>> Start PROVIDED INFORMATION

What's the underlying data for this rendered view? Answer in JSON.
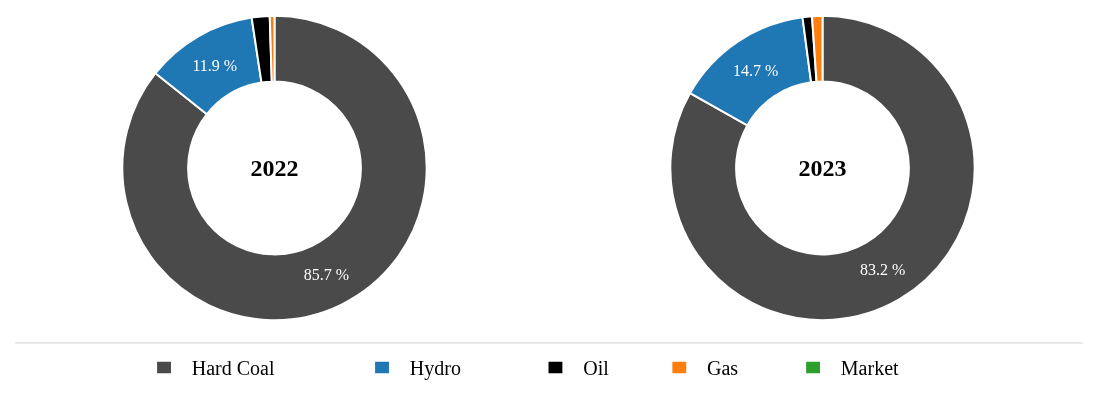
{
  "chart_data": {
    "type": "donut",
    "categories": [
      "Hard Coal",
      "Hydro",
      "Oil",
      "Gas",
      "Market"
    ],
    "colors": [
      "#4a4a4a",
      "#1f77b4",
      "#000000",
      "#ff7f0e",
      "#2ca02c"
    ],
    "legend": "bottom",
    "series": [
      {
        "name": "2022",
        "values": [
          85.7,
          11.9,
          1.9,
          0.5,
          0
        ],
        "value_labels": [
          "85.7 %",
          "11.9 %",
          null,
          null,
          null
        ]
      },
      {
        "name": "2023",
        "values": [
          83.2,
          14.7,
          1.0,
          1.1,
          0
        ],
        "value_labels": [
          "83.2 %",
          "14.7 %",
          null,
          null,
          null
        ]
      }
    ]
  }
}
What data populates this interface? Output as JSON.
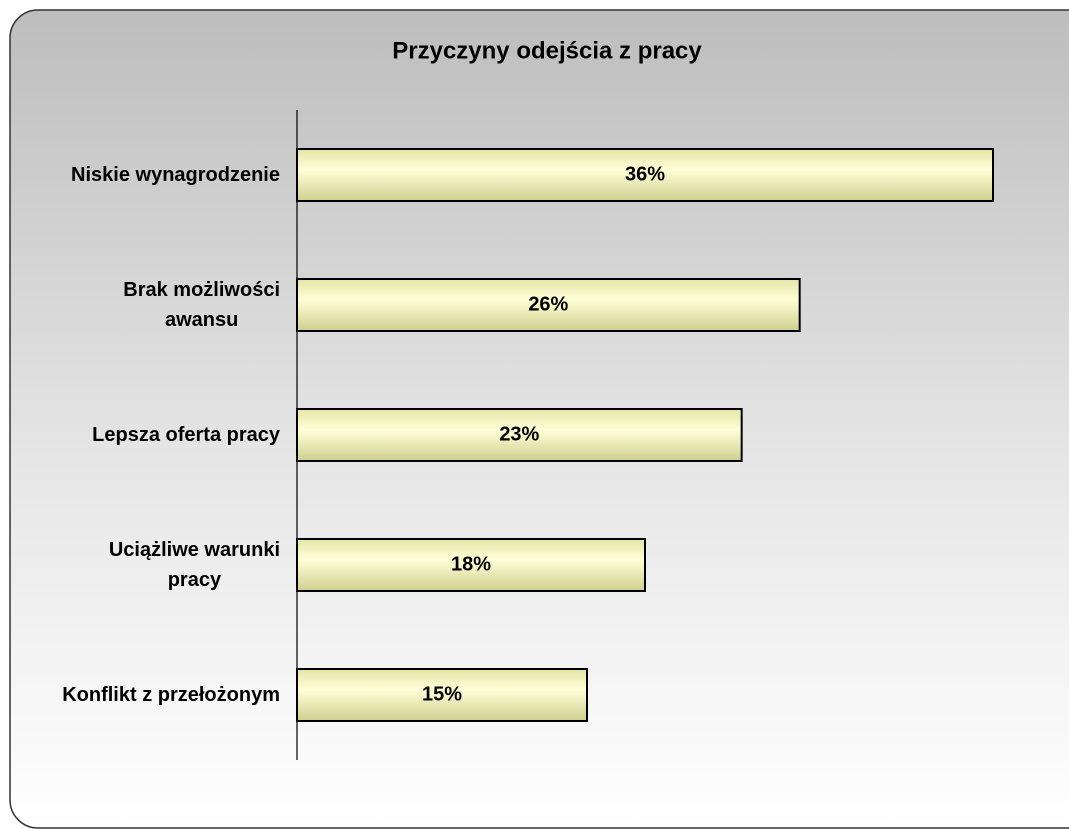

>> End PROVIDED INFORMATION

> PROBLEM TO SOLVE:
Without the pictures, retype the whole of the material above exactly.

> CORRECT ANSWER:
What's the underlying data for this rendered view? Answer in JSON.
{
  "chart_data": {
    "type": "donut",
    "categories": [
      "Hard Coal",
      "Hydro",
      "Oil",
      "Gas",
      "Market"
    ],
    "colors": [
      "#4a4a4a",
      "#1f77b4",
      "#000000",
      "#ff7f0e",
      "#2ca02c"
    ],
    "legend": "bottom",
    "series": [
      {
        "name": "2022",
        "values": [
          85.7,
          11.9,
          1.9,
          0.5,
          0
        ],
        "value_labels": [
          "85.7 %",
          "11.9 %",
          null,
          null,
          null
        ]
      },
      {
        "name": "2023",
        "values": [
          83.2,
          14.7,
          1.0,
          1.1,
          0
        ],
        "value_labels": [
          "83.2 %",
          "14.7 %",
          null,
          null,
          null
        ]
      }
    ]
  }
}
What data populates this interface? Output as JSON.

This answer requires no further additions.